▸ TASK OBJECTIVE: Count how many lines hold the string "базовых". Answer with that number and nothing more.

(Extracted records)
|---|
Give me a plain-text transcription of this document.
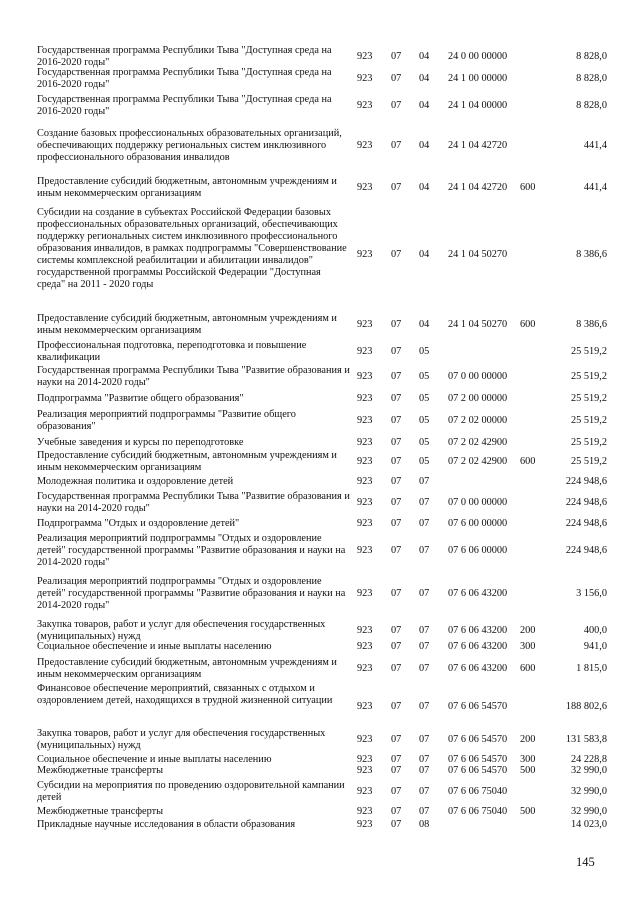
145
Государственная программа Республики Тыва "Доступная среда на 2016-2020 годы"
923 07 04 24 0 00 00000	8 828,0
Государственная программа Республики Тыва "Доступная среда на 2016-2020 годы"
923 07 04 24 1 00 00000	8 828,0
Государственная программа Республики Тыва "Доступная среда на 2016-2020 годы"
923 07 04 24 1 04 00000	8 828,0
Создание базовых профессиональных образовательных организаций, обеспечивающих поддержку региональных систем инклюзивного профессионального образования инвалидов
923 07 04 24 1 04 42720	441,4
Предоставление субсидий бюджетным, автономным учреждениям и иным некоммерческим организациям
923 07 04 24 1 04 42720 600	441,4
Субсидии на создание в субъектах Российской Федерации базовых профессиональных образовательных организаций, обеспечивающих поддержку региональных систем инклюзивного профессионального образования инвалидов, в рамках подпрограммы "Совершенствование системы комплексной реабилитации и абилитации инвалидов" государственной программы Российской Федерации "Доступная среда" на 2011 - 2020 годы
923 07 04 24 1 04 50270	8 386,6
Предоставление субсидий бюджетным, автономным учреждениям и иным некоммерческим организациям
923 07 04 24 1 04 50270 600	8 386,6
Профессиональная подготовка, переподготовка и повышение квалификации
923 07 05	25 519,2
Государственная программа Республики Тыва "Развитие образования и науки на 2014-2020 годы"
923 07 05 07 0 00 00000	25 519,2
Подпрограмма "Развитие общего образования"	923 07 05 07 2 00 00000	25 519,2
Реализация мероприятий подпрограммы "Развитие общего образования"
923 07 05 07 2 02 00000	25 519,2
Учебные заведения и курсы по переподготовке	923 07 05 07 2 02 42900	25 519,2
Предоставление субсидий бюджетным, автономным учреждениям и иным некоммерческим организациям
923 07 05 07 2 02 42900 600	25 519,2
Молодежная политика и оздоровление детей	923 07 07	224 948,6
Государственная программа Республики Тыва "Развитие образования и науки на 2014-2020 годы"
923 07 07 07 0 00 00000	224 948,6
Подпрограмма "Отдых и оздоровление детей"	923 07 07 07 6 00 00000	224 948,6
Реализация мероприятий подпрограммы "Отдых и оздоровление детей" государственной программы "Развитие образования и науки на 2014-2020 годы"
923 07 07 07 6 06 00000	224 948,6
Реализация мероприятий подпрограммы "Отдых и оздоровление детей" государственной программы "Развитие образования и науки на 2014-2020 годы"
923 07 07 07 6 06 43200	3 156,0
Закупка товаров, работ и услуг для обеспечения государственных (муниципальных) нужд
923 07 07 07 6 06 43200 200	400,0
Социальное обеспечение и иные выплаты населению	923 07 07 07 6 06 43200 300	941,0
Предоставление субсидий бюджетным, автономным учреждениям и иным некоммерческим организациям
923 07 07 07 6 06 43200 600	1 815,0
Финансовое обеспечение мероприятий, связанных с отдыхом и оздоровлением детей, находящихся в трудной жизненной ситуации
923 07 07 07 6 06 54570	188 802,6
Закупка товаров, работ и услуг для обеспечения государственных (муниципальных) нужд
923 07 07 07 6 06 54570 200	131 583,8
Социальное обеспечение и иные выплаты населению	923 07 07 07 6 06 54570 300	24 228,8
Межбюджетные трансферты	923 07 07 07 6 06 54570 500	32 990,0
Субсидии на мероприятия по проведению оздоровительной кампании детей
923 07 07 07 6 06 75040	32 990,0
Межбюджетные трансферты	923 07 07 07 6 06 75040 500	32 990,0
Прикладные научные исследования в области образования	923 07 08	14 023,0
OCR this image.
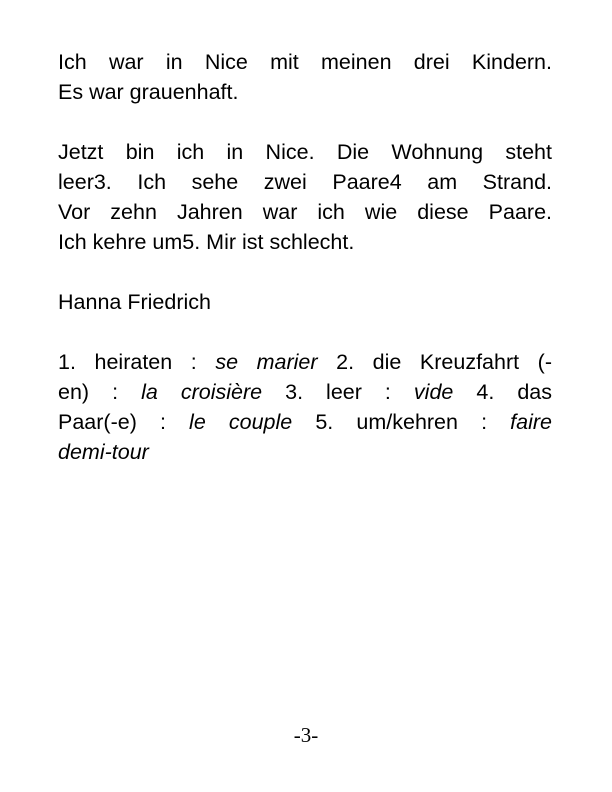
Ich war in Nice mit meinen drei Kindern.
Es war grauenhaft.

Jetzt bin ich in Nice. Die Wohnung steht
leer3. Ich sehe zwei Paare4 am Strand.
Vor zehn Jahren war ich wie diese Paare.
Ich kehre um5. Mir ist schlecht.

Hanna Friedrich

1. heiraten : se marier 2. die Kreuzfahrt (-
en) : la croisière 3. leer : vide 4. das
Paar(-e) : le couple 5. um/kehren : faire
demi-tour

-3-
|---|
▸ REPLY TO THE TASK: 2